_Requirement_: Pick out the lines below that contain the string "能够积极参加院系各项活动" and copy them all.

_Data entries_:
....

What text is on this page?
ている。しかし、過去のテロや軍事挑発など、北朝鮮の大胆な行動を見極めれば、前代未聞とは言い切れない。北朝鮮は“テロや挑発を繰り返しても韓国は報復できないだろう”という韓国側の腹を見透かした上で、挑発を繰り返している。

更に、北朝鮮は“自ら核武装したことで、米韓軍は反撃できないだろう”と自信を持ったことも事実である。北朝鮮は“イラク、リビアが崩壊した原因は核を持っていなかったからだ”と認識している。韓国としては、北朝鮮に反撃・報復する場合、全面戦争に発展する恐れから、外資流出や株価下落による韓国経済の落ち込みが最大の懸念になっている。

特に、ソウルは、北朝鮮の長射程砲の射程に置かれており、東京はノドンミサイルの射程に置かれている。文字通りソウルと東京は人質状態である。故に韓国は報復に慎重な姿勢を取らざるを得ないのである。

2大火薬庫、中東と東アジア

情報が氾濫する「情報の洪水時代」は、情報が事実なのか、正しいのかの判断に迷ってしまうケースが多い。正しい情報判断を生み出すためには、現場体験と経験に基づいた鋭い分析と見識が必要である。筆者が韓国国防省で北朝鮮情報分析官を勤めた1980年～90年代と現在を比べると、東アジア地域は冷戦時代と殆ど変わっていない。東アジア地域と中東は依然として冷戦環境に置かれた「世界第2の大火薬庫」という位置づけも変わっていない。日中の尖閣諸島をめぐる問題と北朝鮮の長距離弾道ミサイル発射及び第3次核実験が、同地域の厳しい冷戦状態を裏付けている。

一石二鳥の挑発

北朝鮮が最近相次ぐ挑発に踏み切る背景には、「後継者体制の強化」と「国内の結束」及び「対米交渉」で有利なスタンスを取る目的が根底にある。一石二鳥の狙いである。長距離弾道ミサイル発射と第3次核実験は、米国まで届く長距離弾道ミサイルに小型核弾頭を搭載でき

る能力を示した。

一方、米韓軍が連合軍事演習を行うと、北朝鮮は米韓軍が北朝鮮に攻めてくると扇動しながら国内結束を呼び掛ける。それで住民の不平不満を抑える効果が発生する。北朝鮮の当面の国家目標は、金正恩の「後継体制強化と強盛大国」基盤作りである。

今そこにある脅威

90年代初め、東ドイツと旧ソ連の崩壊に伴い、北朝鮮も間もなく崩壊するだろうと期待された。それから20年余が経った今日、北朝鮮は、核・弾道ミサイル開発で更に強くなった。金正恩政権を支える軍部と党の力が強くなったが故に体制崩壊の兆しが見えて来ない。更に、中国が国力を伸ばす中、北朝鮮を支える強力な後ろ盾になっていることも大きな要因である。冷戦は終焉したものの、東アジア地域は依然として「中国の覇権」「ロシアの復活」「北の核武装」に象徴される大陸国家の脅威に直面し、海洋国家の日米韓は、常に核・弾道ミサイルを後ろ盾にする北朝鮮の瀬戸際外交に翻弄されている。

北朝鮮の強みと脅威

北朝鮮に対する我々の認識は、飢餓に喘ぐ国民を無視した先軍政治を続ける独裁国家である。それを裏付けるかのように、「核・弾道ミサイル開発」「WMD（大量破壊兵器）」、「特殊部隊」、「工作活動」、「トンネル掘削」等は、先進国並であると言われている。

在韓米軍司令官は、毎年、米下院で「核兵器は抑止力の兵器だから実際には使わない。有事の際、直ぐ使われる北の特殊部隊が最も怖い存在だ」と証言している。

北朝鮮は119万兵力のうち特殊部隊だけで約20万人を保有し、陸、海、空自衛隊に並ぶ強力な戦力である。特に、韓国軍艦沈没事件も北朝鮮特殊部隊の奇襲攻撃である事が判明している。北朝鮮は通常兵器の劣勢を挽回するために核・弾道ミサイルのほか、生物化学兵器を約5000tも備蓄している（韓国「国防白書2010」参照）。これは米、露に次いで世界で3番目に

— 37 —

....

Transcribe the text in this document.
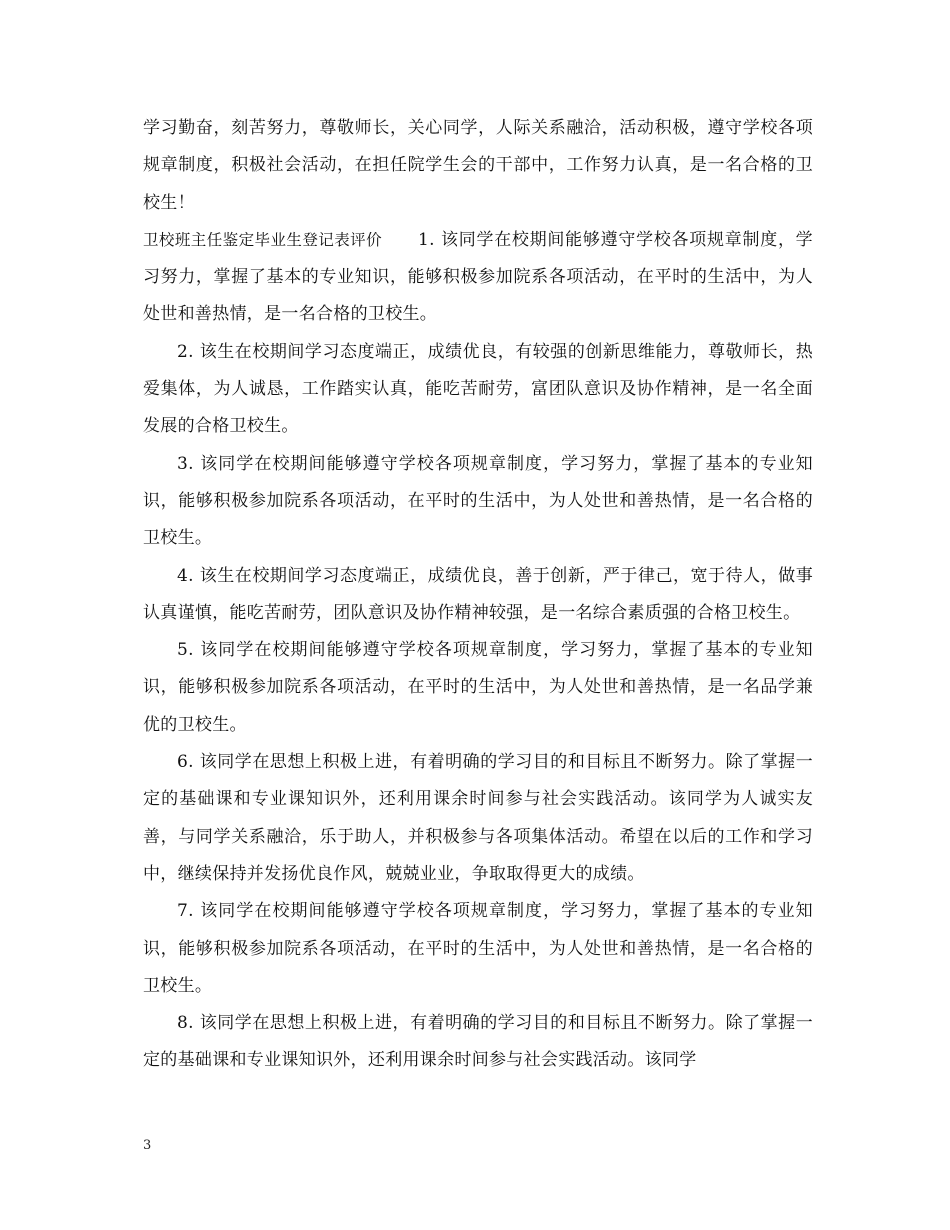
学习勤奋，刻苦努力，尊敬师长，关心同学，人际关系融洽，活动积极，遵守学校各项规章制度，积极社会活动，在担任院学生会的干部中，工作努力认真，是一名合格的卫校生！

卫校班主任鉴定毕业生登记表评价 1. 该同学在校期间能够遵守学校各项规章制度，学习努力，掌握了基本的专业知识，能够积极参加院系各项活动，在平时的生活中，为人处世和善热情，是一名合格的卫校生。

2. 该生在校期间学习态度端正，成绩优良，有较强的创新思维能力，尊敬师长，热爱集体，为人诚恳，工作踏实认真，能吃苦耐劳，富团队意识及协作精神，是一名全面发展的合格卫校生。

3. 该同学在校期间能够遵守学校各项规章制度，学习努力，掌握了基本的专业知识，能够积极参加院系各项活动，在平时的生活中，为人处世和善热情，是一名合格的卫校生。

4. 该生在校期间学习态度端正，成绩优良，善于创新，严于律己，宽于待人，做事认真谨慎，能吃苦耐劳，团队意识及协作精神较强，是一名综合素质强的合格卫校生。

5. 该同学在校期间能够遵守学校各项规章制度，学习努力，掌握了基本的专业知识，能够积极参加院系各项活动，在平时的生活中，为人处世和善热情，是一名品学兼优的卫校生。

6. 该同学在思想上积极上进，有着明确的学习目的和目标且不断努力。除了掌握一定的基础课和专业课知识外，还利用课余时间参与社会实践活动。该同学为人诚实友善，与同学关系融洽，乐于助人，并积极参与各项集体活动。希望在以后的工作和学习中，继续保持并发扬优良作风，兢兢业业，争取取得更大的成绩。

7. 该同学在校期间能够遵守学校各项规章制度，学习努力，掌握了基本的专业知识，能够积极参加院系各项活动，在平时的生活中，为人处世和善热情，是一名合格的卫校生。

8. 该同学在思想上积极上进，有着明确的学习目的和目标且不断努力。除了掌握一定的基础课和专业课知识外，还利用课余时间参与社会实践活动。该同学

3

....

_Reply_:
卫校班主任鉴定毕业生登记表评价 1. 该同学在校期间能够遵守学校各项规章制度，学习努力，掌握了基本的专业知识，能够积极参加院系各项活动，在平时的生活中，为人处世和善热情，是一名合格的卫校生。
3. 该同学在校期间能够遵守学校各项规章制度，学习努力，掌握了基本的专业知识，能够积极参加院系各项活动，在平时的生活中，为人处世和善热情，是一名合格的卫校生。
5. 该同学在校期间能够遵守学校各项规章制度，学习努力，掌握了基本的专业知识，能够积极参加院系各项活动，在平时的生活中，为人处世和善热情，是一名品学兼优的卫校生。
7. 该同学在校期间能够遵守学校各项规章制度，学习努力，掌握了基本的专业知识，能够积极参加院系各项活动，在平时的生活中，为人处世和善热情，是一名合格的卫校生。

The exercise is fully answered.